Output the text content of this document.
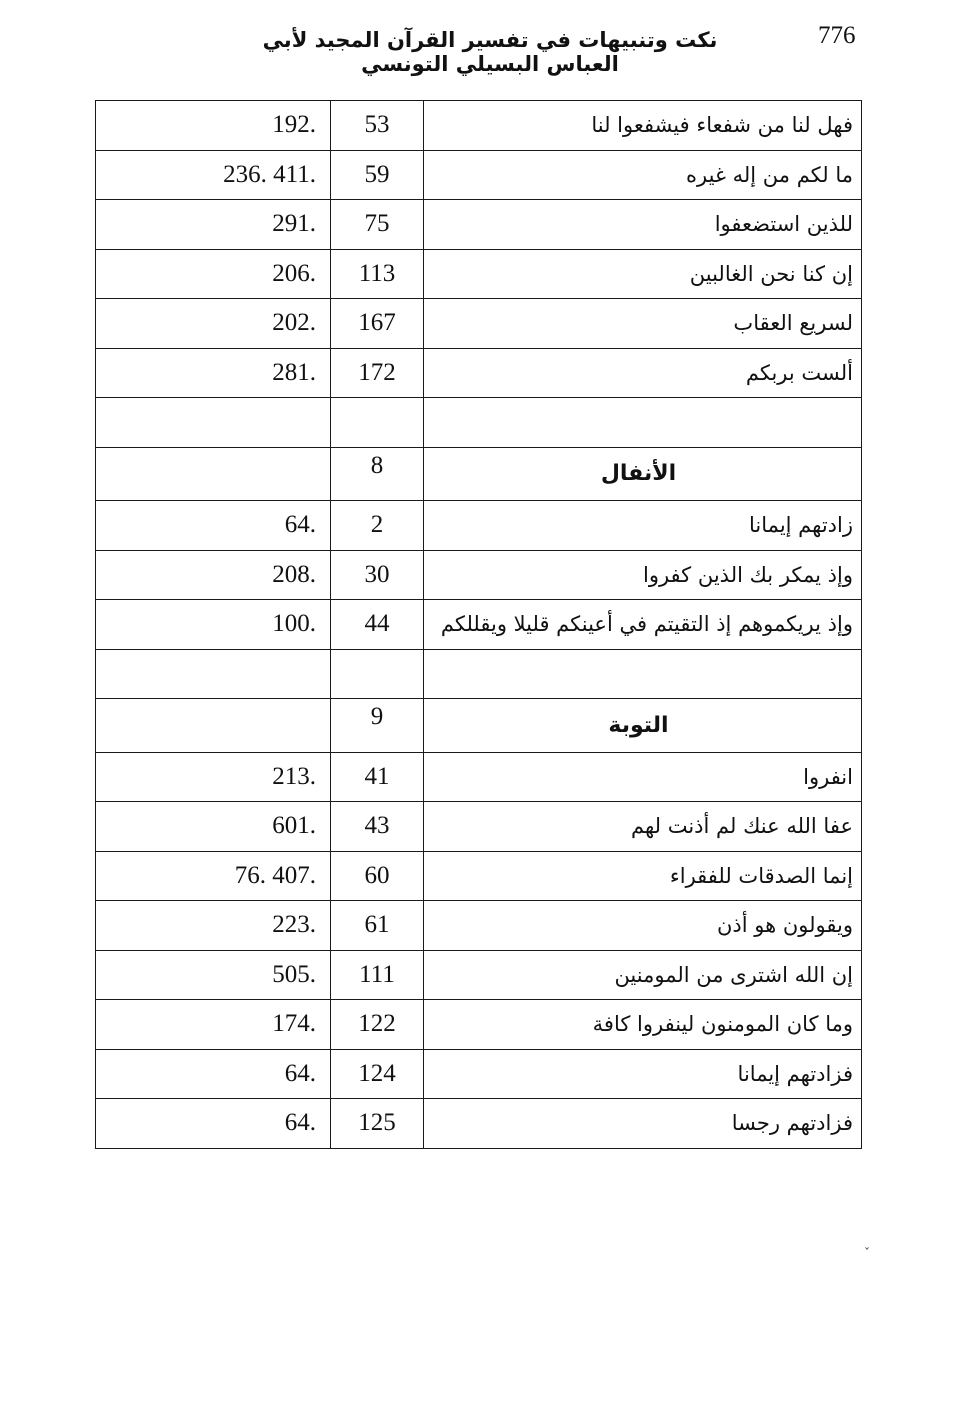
نكت وتنبيهات في تفسير القرآن المجيد لأبي العباس البسيلي التونسي
776
192.	53	فهل لنا من شفعاء فيشفعوا لنا
236. 411.	59	ما لكم من إله غيره
291.	75	للذين استضعفوا
206.	113	إن كنا نحن الغالبين
202.	167	لسريع العقاب
281.	172	ألست بربكم

	8	الأنفال
64.	2	زادتهم إيمانا
208.	30	وإذ يمكر بك الذين كفروا
100.	44	وإذ يريكموهم إذ التقيتم في أعينكم قليلا ويقللكم

	9	التوبة
213.	41	انفروا
601.	43	عفا الله عنك لم أذنت لهم
76. 407.	60	إنما الصدقات للفقراء
223.	61	ويقولون هو أذن
505.	111	إن الله اشترى من المومنين
174.	122	وما كان المومنون لينفروا كافة
64.	124	فزادتهم إيمانا
64.	125	فزادتهم رجسا
ˇ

Task instructions
Filter out every line that lacks the word "الله", and copy the rest.

Output
601.	43	عفا الله عنك لم أذنت لهم
505.	111	إن الله اشترى من المومنين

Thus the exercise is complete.